What you are asked to do
Output the data below in full, byte for byte. Nothing may differ.

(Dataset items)

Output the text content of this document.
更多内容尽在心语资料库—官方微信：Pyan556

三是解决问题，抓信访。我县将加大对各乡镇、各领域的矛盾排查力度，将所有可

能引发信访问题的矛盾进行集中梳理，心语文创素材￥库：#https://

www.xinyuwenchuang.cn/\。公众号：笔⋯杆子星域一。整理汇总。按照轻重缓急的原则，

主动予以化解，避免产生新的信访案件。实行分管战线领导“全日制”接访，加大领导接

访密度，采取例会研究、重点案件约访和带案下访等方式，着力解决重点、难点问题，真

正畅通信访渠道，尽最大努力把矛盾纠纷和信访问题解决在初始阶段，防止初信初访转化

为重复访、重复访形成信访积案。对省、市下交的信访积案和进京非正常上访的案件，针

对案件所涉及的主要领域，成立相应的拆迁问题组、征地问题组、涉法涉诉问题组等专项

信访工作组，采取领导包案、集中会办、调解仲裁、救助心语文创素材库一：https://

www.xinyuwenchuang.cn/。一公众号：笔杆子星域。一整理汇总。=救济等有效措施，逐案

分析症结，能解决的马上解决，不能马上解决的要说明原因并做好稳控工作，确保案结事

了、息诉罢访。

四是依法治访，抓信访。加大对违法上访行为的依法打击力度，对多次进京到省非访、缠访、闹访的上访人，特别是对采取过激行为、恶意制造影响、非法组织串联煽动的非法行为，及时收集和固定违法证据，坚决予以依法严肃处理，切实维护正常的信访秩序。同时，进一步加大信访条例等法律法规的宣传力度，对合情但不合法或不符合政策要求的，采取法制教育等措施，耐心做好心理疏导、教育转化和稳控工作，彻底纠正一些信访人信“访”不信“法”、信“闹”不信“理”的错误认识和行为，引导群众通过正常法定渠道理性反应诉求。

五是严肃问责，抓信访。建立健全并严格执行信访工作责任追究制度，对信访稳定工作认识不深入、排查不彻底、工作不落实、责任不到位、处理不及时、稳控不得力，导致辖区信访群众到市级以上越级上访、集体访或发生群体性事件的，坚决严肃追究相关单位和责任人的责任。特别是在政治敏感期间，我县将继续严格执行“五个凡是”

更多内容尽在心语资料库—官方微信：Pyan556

Final answer
Output the text content of this document.
更多内容尽在心语资料库—官方微信：Pyan556

三是解决问题，抓信访。我县将加大对各乡镇、各领域的矛盾排查力度，将所有可

能引发信访问题的矛盾进行集中梳理，心语文创素材￥库：#https://

www.xinyuwenchuang.cn/\。公众号：笔⋯杆子星域一。整理汇总。按照轻重缓急的原则，

主动予以化解，避免产生新的信访案件。实行分管战线领导“全日制”接访，加大领导接

访密度，采取例会研究、重点案件约访和带案下访等方式，着力解决重点、难点问题，真

正畅通信访渠道，尽最大努力把矛盾纠纷和信访问题解决在初始阶段，防止初信初访转化

为重复访、重复访形成信访积案。对省、市下交的信访积案和进京非正常上访的案件，针

对案件所涉及的主要领域，成立相应的拆迁问题组、征地问题组、涉法涉诉问题组等专项

信访工作组，采取领导包案、集中会办、调解仲裁、救助心语文创素材库一：https://

www.xinyuwenchuang.cn/。一公众号：笔杆子星域。一整理汇总。=救济等有效措施，逐案

分析症结，能解决的马上解决，不能马上解决的要说明原因并做好稳控工作，确保案结事

了、息诉罢访。

四是依法治访，抓信访。加大对违法上访行为的依法打击力度，对多次进京到省非访、缠访、闹访的上访人，特别是对采取过激行为、恶意制造影响、非法组织串联煽动的非法行为，及时收集和固定违法证据，坚决予以依法严肃处理，切实维护正常的信访秩序。同时，进一步加大信访条例等法律法规的宣传力度，对合情但不合法或不符合政策要求的，采取法制教育等措施，耐心做好心理疏导、教育转化和稳控工作，彻底纠正一些信访人信“访”不信“法”、信“闹”不信“理”的错误认识和行为，引导群众通过正常法定渠道理性反应诉求。

五是严肃问责，抓信访。建立健全并严格执行信访工作责任追究制度，对信访稳定工作认识不深入、排查不彻底、工作不落实、责任不到位、处理不及时、稳控不得力，导致辖区信访群众到市级以上越级上访、集体访或发生群体性事件的，坚决严肃追究相关单位和责任人的责任。特别是在政治敏感期间，我县将继续严格执行“五个凡是”

更多内容尽在心语资料库—官方微信：Pyan556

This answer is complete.